What is expected = Repeat every line below exactly as it reads.

___ Records provided ___

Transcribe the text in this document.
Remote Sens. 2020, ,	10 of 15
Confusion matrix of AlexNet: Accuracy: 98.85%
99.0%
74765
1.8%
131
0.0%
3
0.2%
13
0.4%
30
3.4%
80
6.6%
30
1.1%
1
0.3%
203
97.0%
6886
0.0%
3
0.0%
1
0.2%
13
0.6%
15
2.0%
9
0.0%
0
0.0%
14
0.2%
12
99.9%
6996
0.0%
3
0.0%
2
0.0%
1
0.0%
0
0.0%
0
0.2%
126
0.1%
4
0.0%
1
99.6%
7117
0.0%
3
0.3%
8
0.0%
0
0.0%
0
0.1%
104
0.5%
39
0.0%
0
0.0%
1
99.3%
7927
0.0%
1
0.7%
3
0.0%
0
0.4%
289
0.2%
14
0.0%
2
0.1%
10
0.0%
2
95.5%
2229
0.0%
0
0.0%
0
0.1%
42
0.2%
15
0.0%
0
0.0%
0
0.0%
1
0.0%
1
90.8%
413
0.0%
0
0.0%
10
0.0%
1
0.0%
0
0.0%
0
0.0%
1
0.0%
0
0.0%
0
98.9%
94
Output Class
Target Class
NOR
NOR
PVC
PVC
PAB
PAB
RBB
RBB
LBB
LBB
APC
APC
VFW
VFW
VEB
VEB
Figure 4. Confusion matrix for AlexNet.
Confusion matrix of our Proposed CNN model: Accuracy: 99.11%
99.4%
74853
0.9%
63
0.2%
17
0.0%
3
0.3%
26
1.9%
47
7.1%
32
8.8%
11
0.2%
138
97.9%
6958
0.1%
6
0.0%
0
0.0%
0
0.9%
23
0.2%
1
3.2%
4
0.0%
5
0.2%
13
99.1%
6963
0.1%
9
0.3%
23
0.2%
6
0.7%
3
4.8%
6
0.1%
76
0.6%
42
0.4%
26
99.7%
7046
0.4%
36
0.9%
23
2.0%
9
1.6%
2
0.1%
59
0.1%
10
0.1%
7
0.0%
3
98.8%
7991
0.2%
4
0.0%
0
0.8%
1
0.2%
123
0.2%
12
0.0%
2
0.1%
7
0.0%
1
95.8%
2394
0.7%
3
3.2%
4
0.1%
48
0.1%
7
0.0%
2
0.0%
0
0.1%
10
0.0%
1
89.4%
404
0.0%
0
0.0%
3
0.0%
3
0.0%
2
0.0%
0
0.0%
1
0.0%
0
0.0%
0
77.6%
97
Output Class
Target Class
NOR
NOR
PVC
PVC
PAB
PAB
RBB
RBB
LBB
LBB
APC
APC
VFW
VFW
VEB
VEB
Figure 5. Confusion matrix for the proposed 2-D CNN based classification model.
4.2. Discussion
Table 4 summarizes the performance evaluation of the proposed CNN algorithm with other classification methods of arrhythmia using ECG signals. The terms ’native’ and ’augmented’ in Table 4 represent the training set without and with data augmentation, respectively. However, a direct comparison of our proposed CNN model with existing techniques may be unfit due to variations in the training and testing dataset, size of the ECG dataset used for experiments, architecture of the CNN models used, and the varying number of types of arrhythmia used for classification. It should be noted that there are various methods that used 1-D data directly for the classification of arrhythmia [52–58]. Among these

___

Exercise output =
Transcribe the text in this document.
Remote Sens. 2020, ,	10 of 15
Confusion matrix of AlexNet: Accuracy: 98.85%
99.0%
74765
1.8%
131
0.0%
3
0.2%
13
0.4%
30
3.4%
80
6.6%
30
1.1%
1
0.3%
203
97.0%
6886
0.0%
3
0.0%
1
0.2%
13
0.6%
15
2.0%
9
0.0%
0
0.0%
14
0.2%
12
99.9%
6996
0.0%
3
0.0%
2
0.0%
1
0.0%
0
0.0%
0
0.2%
126
0.1%
4
0.0%
1
99.6%
7117
0.0%
3
0.3%
8
0.0%
0
0.0%
0
0.1%
104
0.5%
39
0.0%
0
0.0%
1
99.3%
7927
0.0%
1
0.7%
3
0.0%
0
0.4%
289
0.2%
14
0.0%
2
0.1%
10
0.0%
2
95.5%
2229
0.0%
0
0.0%
0
0.1%
42
0.2%
15
0.0%
0
0.0%
0
0.0%
1
0.0%
1
90.8%
413
0.0%
0
0.0%
10
0.0%
1
0.0%
0
0.0%
0
0.0%
1
0.0%
0
0.0%
0
98.9%
94
Output Class
Target Class
NOR
NOR
PVC
PVC
PAB
PAB
RBB
RBB
LBB
LBB
APC
APC
VFW
VFW
VEB
VEB
Figure 4. Confusion matrix for AlexNet.
Confusion matrix of our Proposed CNN model: Accuracy: 99.11%
99.4%
74853
0.9%
63
0.2%
17
0.0%
3
0.3%
26
1.9%
47
7.1%
32
8.8%
11
0.2%
138
97.9%
6958
0.1%
6
0.0%
0
0.0%
0
0.9%
23
0.2%
1
3.2%
4
0.0%
5
0.2%
13
99.1%
6963
0.1%
9
0.3%
23
0.2%
6
0.7%
3
4.8%
6
0.1%
76
0.6%
42
0.4%
26
99.7%
7046
0.4%
36
0.9%
23
2.0%
9
1.6%
2
0.1%
59
0.1%
10
0.1%
7
0.0%
3
98.8%
7991
0.2%
4
0.0%
0
0.8%
1
0.2%
123
0.2%
12
0.0%
2
0.1%
7
0.0%
1
95.8%
2394
0.7%
3
3.2%
4
0.1%
48
0.1%
7
0.0%
2
0.0%
0
0.1%
10
0.0%
1
89.4%
404
0.0%
0
0.0%
3
0.0%
3
0.0%
2
0.0%
0
0.0%
1
0.0%
0
0.0%
0
77.6%
97
Output Class
Target Class
NOR
NOR
PVC
PVC
PAB
PAB
RBB
RBB
LBB
LBB
APC
APC
VFW
VFW
VEB
VEB
Figure 5. Confusion matrix for the proposed 2-D CNN based classification model.
4.2. Discussion
Table 4 summarizes the performance evaluation of the proposed CNN algorithm with other classification methods of arrhythmia using ECG signals. The terms ’native’ and ’augmented’ in Table 4 represent the training set without and with data augmentation, respectively. However, a direct comparison of our proposed CNN model with existing techniques may be unfit due to variations in the training and testing dataset, size of the ECG dataset used for experiments, architecture of the CNN models used, and the varying number of types of arrhythmia used for classification. It should be noted that there are various methods that used 1-D data directly for the classification of arrhythmia [52–58]. Among these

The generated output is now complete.